**GIVEN EXERCISE:**
Filter the records below, copying out every line that contains the string "block".

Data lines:

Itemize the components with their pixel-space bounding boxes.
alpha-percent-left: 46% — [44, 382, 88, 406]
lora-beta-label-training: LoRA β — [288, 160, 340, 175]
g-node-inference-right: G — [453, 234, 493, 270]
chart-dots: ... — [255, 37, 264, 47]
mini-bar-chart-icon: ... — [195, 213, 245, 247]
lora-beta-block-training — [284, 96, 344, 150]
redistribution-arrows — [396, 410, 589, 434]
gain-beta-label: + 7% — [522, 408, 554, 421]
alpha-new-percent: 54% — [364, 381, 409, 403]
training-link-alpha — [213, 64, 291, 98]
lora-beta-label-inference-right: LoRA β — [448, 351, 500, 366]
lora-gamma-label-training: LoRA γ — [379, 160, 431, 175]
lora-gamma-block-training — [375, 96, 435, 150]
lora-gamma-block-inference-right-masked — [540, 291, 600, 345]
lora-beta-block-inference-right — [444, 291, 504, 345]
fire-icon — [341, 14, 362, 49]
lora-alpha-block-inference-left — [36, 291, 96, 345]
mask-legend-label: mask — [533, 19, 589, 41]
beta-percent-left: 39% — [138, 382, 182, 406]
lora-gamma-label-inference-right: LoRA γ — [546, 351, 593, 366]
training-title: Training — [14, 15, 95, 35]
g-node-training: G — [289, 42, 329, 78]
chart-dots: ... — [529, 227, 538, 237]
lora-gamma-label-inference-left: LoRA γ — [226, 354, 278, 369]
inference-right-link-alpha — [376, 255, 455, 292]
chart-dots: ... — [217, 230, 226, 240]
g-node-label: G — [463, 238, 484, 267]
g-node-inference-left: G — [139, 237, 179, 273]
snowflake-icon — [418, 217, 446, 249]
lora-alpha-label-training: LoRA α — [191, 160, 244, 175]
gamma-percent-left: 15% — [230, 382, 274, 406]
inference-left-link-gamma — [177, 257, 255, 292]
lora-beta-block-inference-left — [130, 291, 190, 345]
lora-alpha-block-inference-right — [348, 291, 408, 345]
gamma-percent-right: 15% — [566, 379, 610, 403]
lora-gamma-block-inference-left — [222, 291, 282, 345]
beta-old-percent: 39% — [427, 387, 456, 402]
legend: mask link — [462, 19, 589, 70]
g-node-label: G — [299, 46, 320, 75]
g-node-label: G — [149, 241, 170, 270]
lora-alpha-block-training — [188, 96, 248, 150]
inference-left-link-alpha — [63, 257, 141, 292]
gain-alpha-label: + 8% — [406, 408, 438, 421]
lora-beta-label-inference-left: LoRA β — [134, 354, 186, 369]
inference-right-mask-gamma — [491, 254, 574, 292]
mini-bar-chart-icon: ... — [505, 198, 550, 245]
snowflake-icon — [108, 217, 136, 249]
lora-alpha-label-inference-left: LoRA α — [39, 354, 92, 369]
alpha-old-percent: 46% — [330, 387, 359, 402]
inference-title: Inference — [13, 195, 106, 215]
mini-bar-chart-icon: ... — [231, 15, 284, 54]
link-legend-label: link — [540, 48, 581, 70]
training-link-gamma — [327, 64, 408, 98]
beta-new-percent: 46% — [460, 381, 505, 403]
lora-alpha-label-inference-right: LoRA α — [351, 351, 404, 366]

**RESPONSE FOR THIS EXERCISE:**
lora-beta-block-training — [284, 96, 344, 150]
lora-gamma-block-training — [375, 96, 435, 150]
lora-gamma-block-inference-right-masked — [540, 291, 600, 345]
lora-beta-block-inference-right — [444, 291, 504, 345]
lora-alpha-block-inference-left — [36, 291, 96, 345]
lora-beta-block-inference-left — [130, 291, 190, 345]
lora-alpha-block-inference-right — [348, 291, 408, 345]
lora-gamma-block-inference-left — [222, 291, 282, 345]
lora-alpha-block-training — [188, 96, 248, 150]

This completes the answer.